JOB — Repeat the lines from the one containing "OCR this image." through the last line of the data, exactly, pictures omitted.

DATA EXCERPTS —
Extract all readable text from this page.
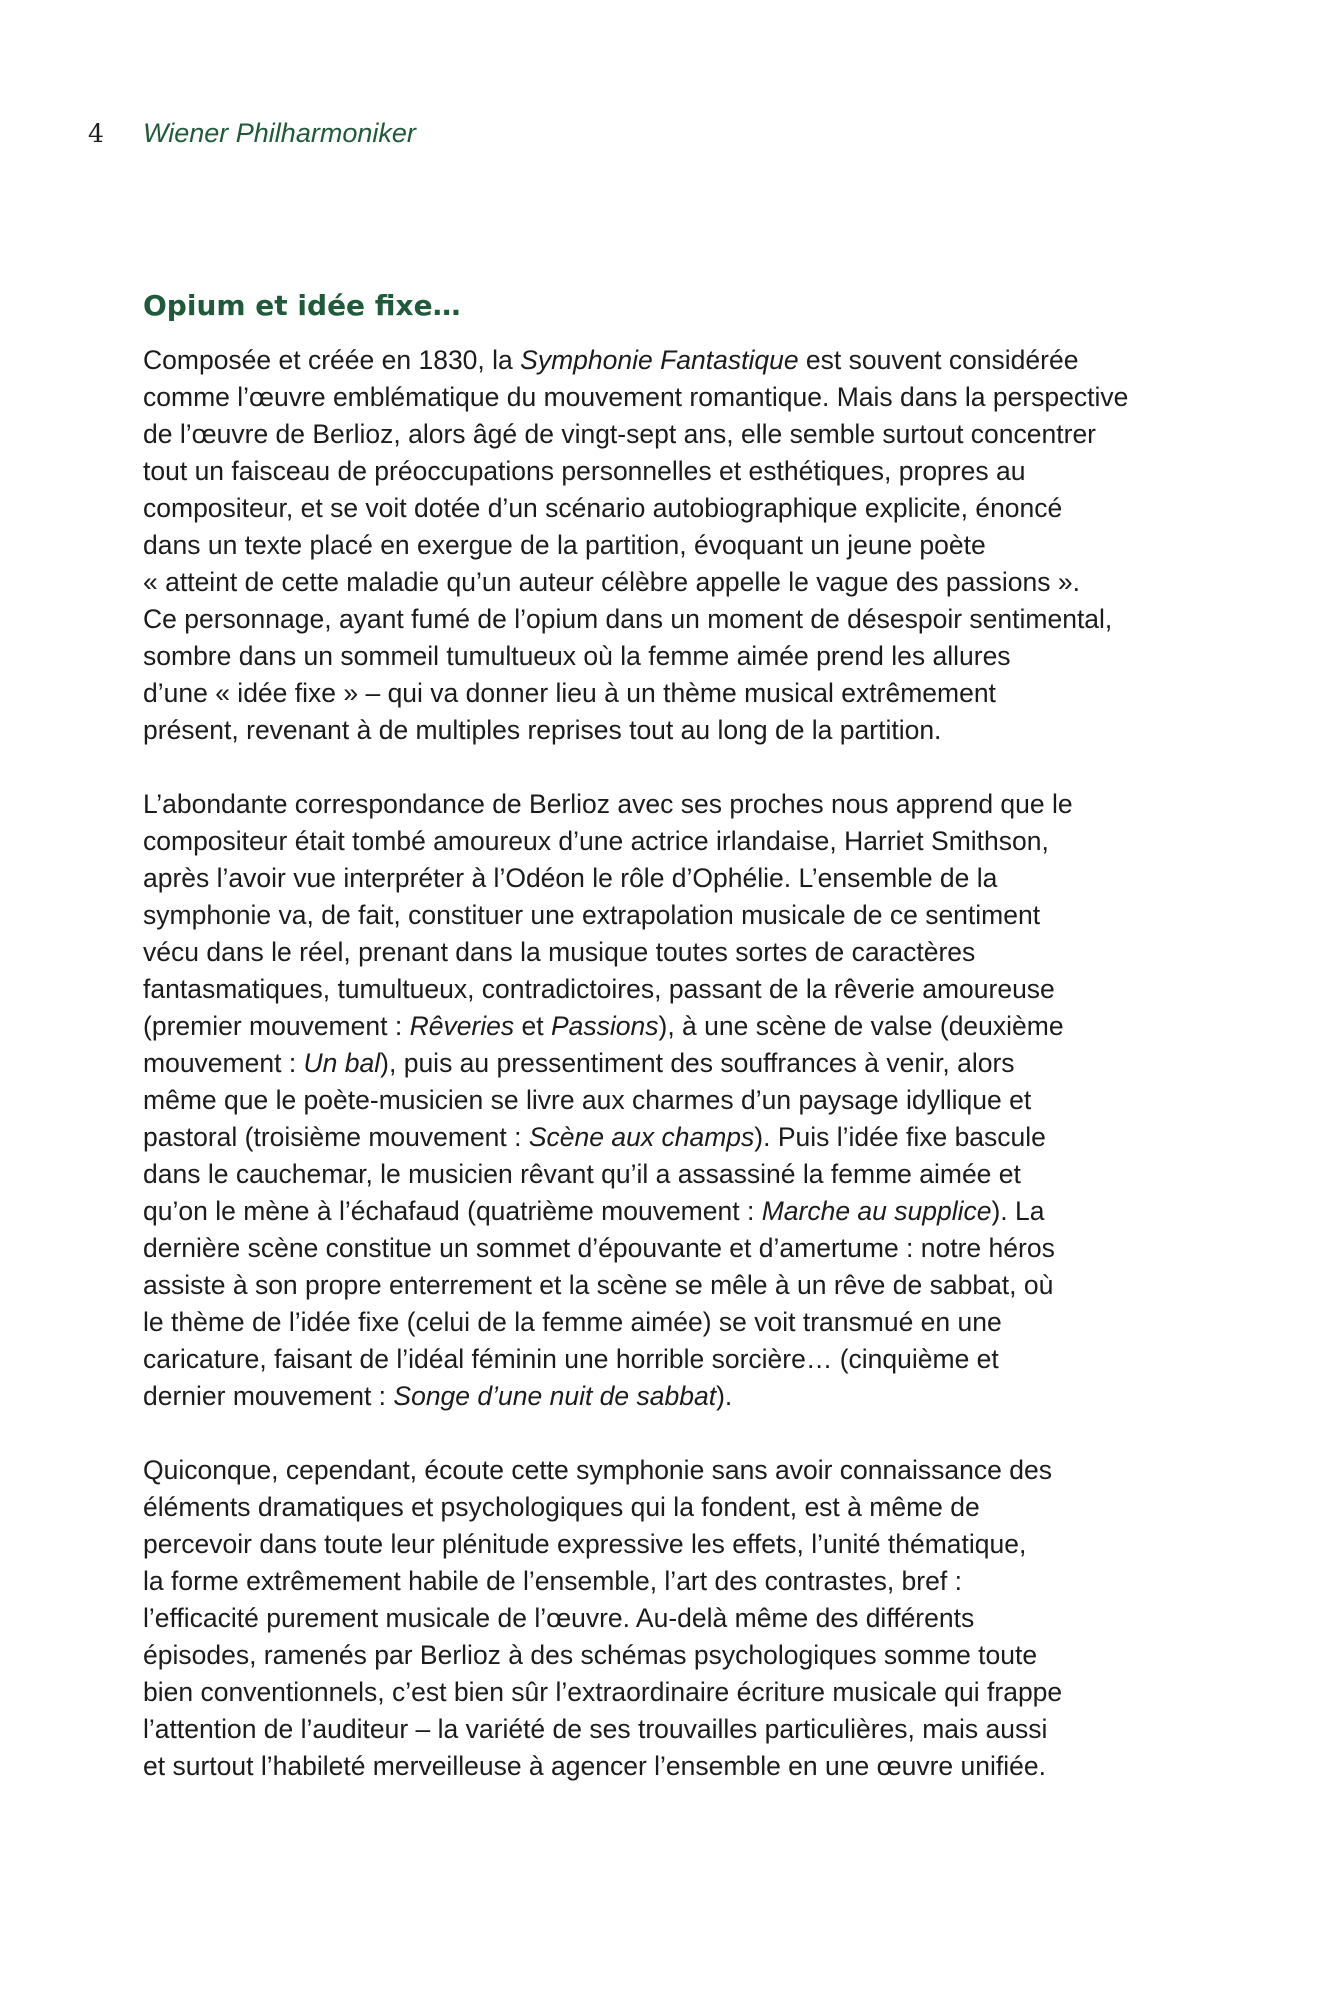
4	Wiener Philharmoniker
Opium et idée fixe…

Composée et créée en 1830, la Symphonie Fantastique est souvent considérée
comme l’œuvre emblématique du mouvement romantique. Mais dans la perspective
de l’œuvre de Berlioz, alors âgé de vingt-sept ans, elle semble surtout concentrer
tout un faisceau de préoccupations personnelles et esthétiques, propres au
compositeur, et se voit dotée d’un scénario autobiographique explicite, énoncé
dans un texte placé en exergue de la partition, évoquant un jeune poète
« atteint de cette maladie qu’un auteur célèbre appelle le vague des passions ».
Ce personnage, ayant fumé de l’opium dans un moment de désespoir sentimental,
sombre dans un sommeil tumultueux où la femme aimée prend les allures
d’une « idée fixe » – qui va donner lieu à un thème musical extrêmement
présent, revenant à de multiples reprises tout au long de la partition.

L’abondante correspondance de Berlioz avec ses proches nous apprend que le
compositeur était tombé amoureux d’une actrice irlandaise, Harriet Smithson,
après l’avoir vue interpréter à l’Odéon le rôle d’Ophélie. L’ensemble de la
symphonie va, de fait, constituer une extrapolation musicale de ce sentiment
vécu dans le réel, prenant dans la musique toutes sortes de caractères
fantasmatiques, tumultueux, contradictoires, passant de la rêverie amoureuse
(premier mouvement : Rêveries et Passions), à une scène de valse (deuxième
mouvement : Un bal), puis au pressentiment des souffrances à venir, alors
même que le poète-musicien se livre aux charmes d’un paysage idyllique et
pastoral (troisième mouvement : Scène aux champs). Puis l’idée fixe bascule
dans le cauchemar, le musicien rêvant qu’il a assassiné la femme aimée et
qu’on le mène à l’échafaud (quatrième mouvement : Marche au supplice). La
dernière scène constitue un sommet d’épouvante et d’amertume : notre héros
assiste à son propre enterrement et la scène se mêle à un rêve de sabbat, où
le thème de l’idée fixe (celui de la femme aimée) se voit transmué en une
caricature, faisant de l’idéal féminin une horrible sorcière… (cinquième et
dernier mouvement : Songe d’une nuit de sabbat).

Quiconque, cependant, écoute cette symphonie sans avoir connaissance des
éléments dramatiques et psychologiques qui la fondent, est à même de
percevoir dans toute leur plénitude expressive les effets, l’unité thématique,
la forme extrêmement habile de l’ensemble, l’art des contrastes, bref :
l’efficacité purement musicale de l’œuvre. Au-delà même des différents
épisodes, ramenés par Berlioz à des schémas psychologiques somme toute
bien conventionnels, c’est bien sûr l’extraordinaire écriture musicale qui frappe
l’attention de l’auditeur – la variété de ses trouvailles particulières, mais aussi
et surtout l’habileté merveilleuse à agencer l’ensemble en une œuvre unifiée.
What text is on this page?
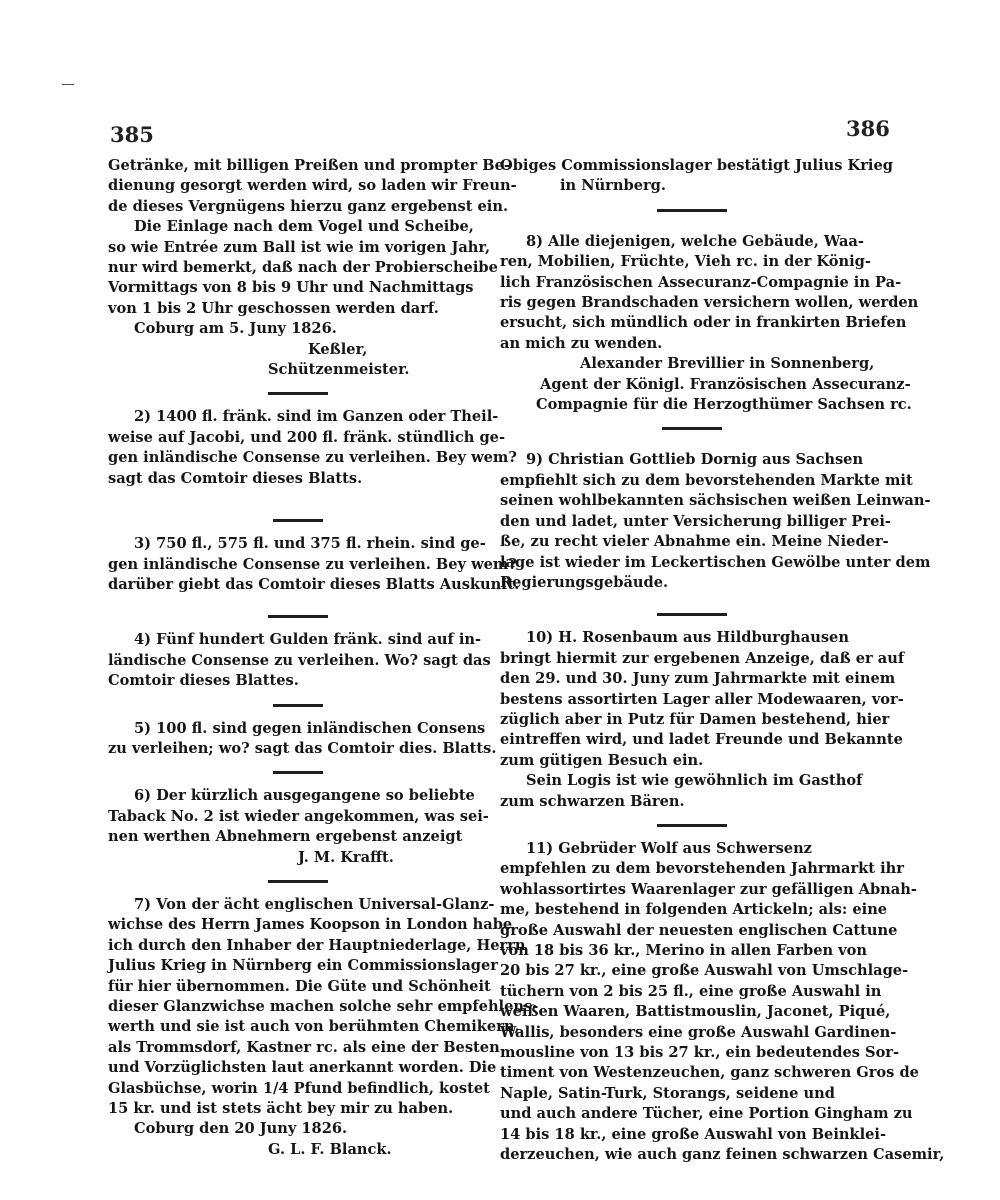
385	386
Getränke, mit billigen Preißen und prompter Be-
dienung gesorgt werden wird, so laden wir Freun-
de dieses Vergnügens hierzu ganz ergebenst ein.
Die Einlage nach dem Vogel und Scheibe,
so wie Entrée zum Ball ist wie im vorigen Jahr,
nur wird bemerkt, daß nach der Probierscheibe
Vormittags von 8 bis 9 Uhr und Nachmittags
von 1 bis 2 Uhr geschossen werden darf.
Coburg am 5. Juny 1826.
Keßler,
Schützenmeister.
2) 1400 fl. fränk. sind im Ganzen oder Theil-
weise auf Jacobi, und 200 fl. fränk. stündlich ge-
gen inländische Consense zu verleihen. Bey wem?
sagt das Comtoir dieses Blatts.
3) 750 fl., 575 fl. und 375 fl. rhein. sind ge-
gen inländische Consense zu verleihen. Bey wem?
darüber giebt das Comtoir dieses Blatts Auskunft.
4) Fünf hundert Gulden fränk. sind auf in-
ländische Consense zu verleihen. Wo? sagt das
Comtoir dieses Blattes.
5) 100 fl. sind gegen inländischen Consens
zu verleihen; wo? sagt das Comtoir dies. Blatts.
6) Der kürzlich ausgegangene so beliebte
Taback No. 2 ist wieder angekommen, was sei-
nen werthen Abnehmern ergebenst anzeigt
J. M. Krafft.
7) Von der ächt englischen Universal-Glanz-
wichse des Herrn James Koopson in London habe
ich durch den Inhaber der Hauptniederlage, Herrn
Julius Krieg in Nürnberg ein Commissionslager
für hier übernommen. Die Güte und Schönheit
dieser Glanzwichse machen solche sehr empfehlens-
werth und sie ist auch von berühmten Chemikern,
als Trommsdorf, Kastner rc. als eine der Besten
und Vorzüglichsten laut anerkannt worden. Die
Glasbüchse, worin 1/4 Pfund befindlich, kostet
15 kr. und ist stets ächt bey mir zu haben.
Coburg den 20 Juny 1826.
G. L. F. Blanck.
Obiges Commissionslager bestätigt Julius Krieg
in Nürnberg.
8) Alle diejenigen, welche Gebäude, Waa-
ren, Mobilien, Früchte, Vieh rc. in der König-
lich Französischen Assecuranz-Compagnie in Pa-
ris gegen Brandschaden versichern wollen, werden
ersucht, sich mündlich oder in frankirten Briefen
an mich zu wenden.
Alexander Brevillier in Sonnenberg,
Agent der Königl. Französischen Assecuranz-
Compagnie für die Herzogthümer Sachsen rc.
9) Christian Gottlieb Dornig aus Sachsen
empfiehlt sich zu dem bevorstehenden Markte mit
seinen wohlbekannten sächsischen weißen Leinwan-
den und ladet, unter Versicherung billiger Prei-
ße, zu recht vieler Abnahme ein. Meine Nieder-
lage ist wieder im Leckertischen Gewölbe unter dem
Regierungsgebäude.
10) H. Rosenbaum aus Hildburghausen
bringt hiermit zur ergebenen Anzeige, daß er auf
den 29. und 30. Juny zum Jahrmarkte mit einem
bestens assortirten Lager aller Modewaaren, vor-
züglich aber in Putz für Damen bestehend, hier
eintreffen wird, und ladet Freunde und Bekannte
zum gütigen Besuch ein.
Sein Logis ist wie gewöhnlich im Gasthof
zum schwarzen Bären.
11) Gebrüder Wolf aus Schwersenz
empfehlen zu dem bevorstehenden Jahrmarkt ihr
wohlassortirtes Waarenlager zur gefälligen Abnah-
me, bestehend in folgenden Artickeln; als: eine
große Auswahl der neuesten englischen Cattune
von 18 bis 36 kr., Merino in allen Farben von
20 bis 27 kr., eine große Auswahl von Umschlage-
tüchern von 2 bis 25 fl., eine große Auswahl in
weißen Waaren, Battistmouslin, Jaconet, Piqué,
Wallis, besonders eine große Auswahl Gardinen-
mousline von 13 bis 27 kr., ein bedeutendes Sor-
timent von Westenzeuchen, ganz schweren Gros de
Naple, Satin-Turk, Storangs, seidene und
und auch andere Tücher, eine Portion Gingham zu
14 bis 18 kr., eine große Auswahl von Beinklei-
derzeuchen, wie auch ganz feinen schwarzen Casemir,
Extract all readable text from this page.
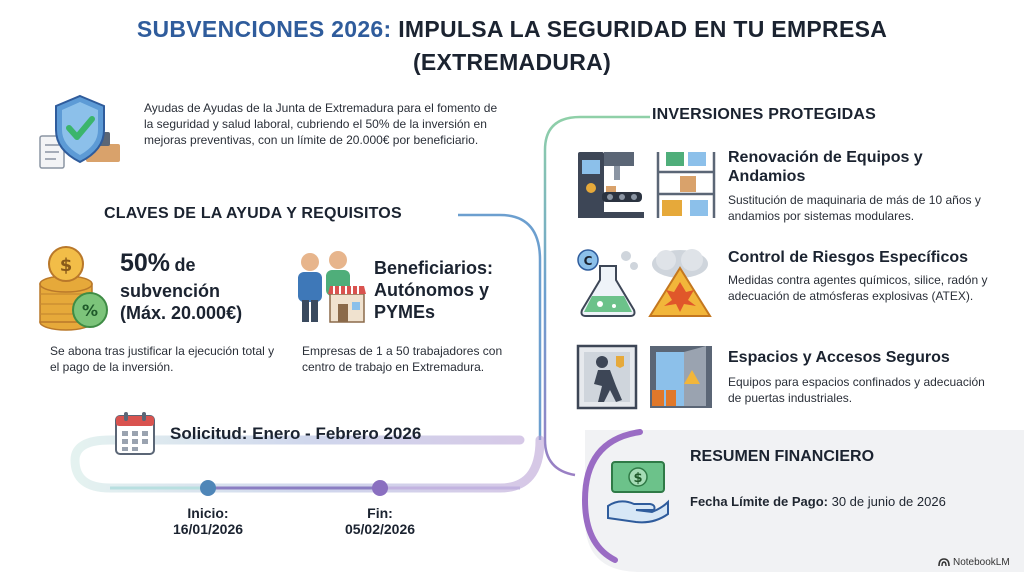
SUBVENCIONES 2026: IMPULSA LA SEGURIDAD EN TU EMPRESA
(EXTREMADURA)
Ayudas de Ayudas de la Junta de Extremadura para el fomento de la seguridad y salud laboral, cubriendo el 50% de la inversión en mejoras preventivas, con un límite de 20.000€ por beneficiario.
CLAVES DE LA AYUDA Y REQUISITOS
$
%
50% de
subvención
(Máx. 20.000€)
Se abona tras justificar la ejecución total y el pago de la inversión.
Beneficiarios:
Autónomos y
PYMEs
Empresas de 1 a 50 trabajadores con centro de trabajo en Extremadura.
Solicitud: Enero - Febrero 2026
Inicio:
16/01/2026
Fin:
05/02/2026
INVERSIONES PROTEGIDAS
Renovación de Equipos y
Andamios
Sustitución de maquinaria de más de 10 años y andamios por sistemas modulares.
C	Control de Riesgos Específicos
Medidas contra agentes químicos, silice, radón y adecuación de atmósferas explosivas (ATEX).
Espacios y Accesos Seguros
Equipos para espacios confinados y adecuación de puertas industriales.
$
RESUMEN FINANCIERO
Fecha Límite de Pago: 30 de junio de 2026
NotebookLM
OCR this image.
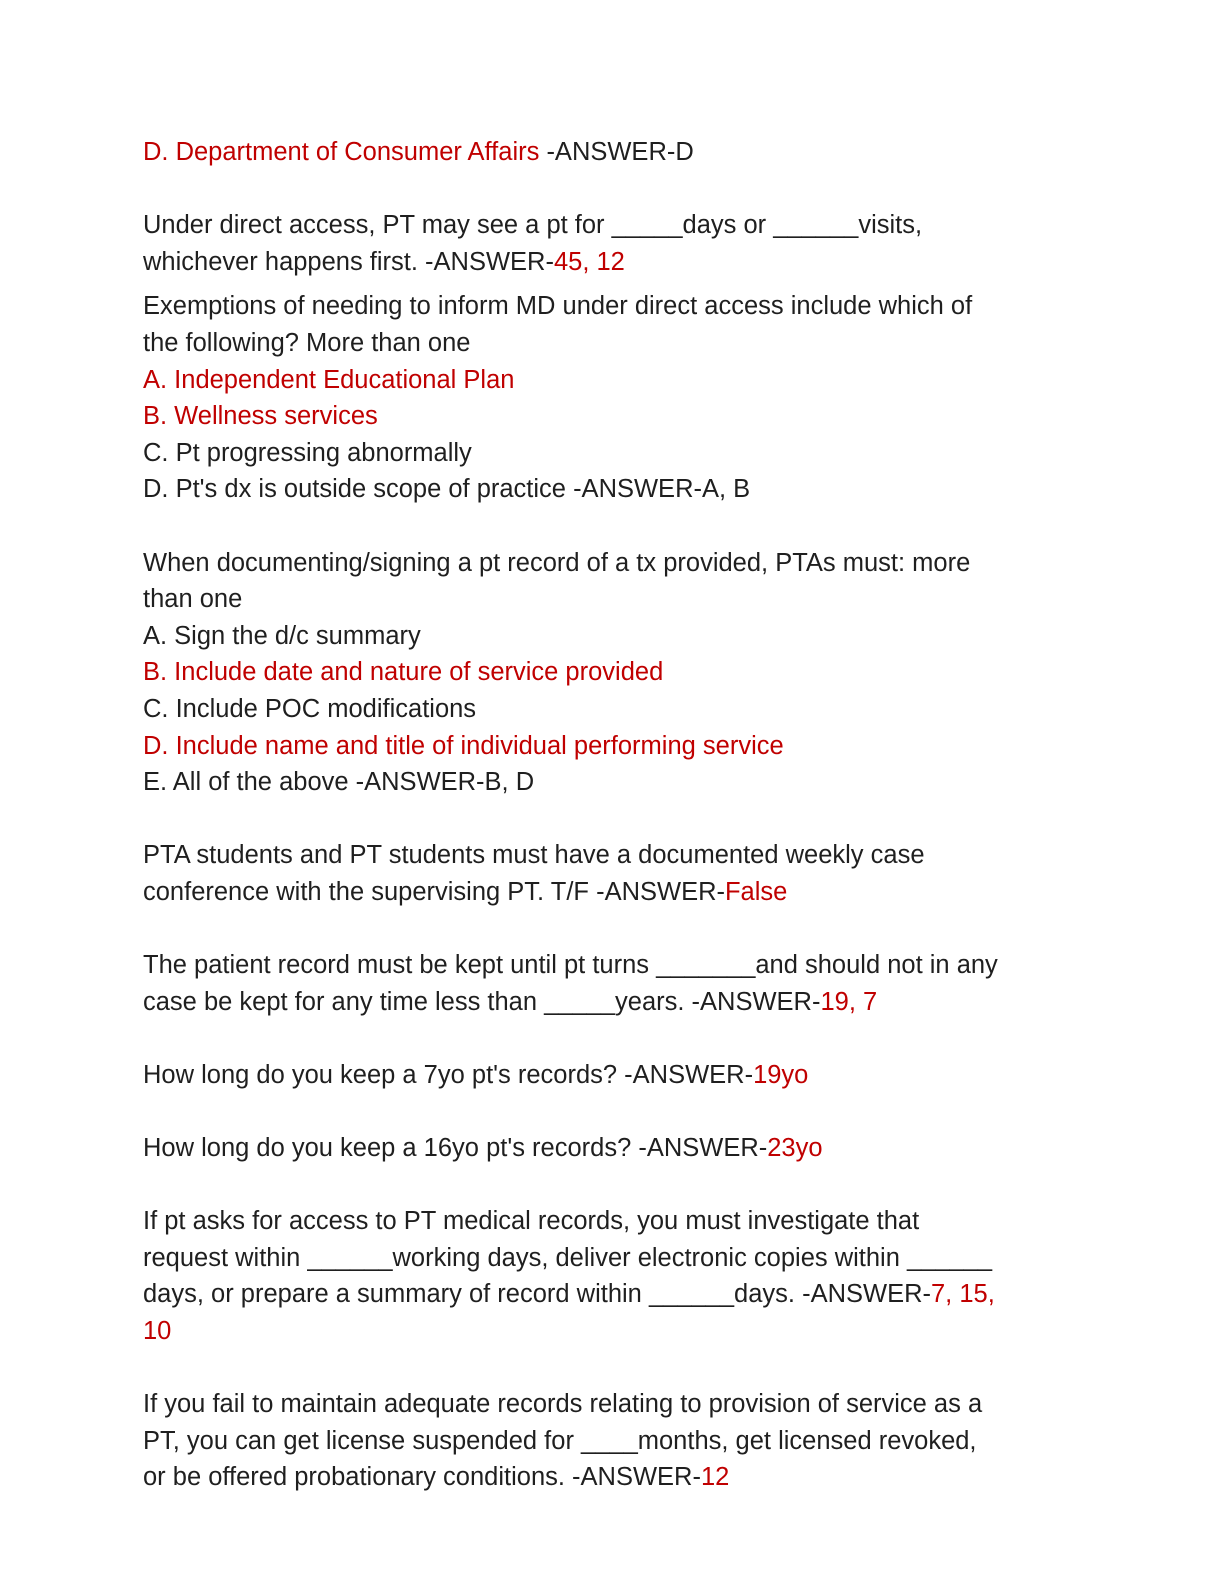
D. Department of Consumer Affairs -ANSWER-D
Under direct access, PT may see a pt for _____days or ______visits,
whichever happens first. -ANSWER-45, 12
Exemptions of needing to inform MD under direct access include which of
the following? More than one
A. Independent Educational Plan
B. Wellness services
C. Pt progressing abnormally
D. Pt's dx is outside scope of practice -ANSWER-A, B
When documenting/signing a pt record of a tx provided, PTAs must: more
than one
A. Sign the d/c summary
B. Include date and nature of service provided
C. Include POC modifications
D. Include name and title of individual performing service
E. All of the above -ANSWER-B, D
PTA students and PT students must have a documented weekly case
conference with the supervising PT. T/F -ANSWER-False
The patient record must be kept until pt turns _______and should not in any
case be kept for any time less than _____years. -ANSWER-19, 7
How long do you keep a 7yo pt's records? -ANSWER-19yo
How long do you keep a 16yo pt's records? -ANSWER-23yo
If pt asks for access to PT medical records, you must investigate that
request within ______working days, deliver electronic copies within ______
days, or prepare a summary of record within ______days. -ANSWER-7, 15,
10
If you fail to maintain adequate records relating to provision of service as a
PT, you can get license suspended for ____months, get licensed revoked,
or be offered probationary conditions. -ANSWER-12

COMPLETE OUTPUT —
OCR this image.
D. Department of Consumer Affairs -ANSWER-D
Under direct access, PT may see a pt for _____days or ______visits,
whichever happens first. -ANSWER-45, 12
Exemptions of needing to inform MD under direct access include which of
the following? More than one
A. Independent Educational Plan
B. Wellness services
C. Pt progressing abnormally
D. Pt's dx is outside scope of practice -ANSWER-A, B
When documenting/signing a pt record of a tx provided, PTAs must: more
than one
A. Sign the d/c summary
B. Include date and nature of service provided
C. Include POC modifications
D. Include name and title of individual performing service
E. All of the above -ANSWER-B, D
PTA students and PT students must have a documented weekly case
conference with the supervising PT. T/F -ANSWER-False
The patient record must be kept until pt turns _______and should not in any
case be kept for any time less than _____years. -ANSWER-19, 7
How long do you keep a 7yo pt's records? -ANSWER-19yo
How long do you keep a 16yo pt's records? -ANSWER-23yo
If pt asks for access to PT medical records, you must investigate that
request within ______working days, deliver electronic copies within ______
days, or prepare a summary of record within ______days. -ANSWER-7, 15,
10
If you fail to maintain adequate records relating to provision of service as a
PT, you can get license suspended for ____months, get licensed revoked,
or be offered probationary conditions. -ANSWER-12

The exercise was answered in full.